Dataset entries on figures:
************

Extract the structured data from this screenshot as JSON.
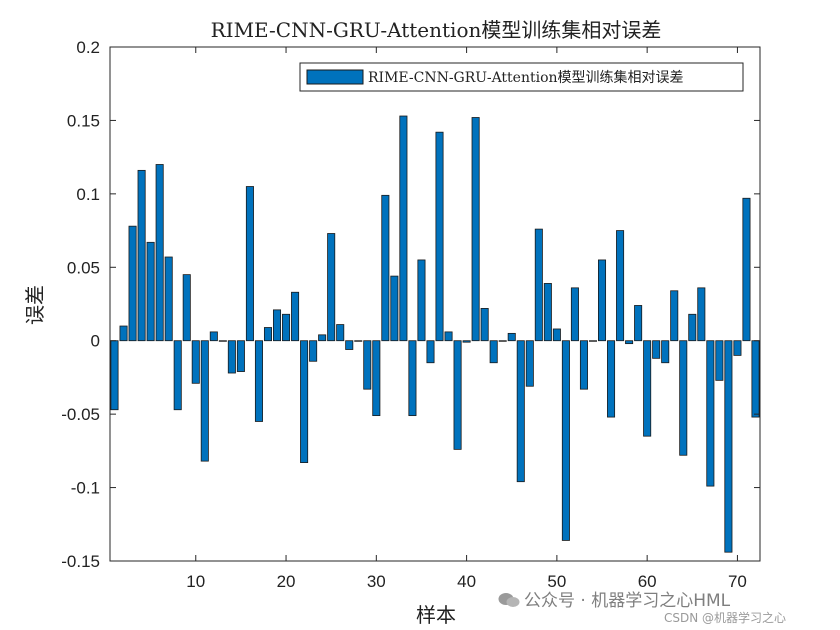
{
  "chart_data": {
    "type": "bar",
    "title": "RIME-CNN-GRU-Attention模型训练集相对误差",
    "xlabel": "样本",
    "ylabel": "误差",
    "xlim": [
      0.5,
      72.5
    ],
    "ylim": [
      -0.15,
      0.2
    ],
    "xticks": [
      10,
      20,
      30,
      40,
      50,
      60,
      70
    ],
    "yticks": [
      0.2,
      0.15,
      0.1,
      0.05,
      0,
      -0.05,
      -0.1,
      -0.15
    ],
    "ytick_labels": [
      "0.2",
      "0.15",
      "0.1",
      "0.05",
      "0",
      "-0.05",
      "-0.1",
      "-0.15"
    ],
    "legend": "RIME-CNN-GRU-Attention模型训练集相对误差",
    "legend_position": "top-right",
    "bar_color": "#0072BD",
    "x": [
      1,
      2,
      3,
      4,
      5,
      6,
      7,
      8,
      9,
      10,
      11,
      12,
      13,
      14,
      15,
      16,
      17,
      18,
      19,
      20,
      21,
      22,
      23,
      24,
      25,
      26,
      27,
      28,
      29,
      30,
      31,
      32,
      33,
      34,
      35,
      36,
      37,
      38,
      39,
      40,
      41,
      42,
      43,
      44,
      45,
      46,
      47,
      48,
      49,
      50,
      51,
      52,
      53,
      54,
      55,
      56,
      57,
      58,
      59,
      60,
      61,
      62,
      63,
      64,
      65,
      66,
      67,
      68,
      69,
      70,
      71,
      72
    ],
    "values": [
      -0.047,
      0.01,
      0.078,
      0.116,
      0.067,
      0.12,
      0.057,
      -0.047,
      0.045,
      -0.029,
      -0.082,
      0.006,
      0.0,
      -0.022,
      -0.021,
      0.105,
      -0.055,
      0.009,
      0.021,
      0.018,
      0.033,
      -0.083,
      -0.014,
      0.004,
      0.073,
      0.011,
      -0.006,
      0.0,
      -0.033,
      -0.051,
      0.099,
      0.044,
      0.153,
      -0.051,
      0.055,
      -0.015,
      0.142,
      0.006,
      -0.074,
      -0.001,
      0.152,
      0.022,
      -0.015,
      0.0,
      0.005,
      -0.096,
      -0.031,
      0.076,
      0.039,
      0.008,
      -0.136,
      0.036,
      -0.033,
      0.0,
      0.055,
      -0.052,
      0.075,
      -0.002,
      0.024,
      -0.065,
      -0.012,
      -0.015,
      0.034,
      -0.078,
      0.018,
      0.036,
      -0.099,
      -0.027,
      -0.144,
      -0.01,
      0.097,
      -0.052
    ]
  },
  "watermark": {
    "line1": "公众号 · 机器学习之心HML",
    "line2": "CSDN @机器学习之心"
  }
}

************

• **GOAL**
Gather all the lines that include the word "Attention模型训练集相对误差" and copy them out.

• **ANSWER**
    "title": "RIME-CNN-GRU-Attention模型训练集相对误差",
    "legend": "RIME-CNN-GRU-Attention模型训练集相对误差",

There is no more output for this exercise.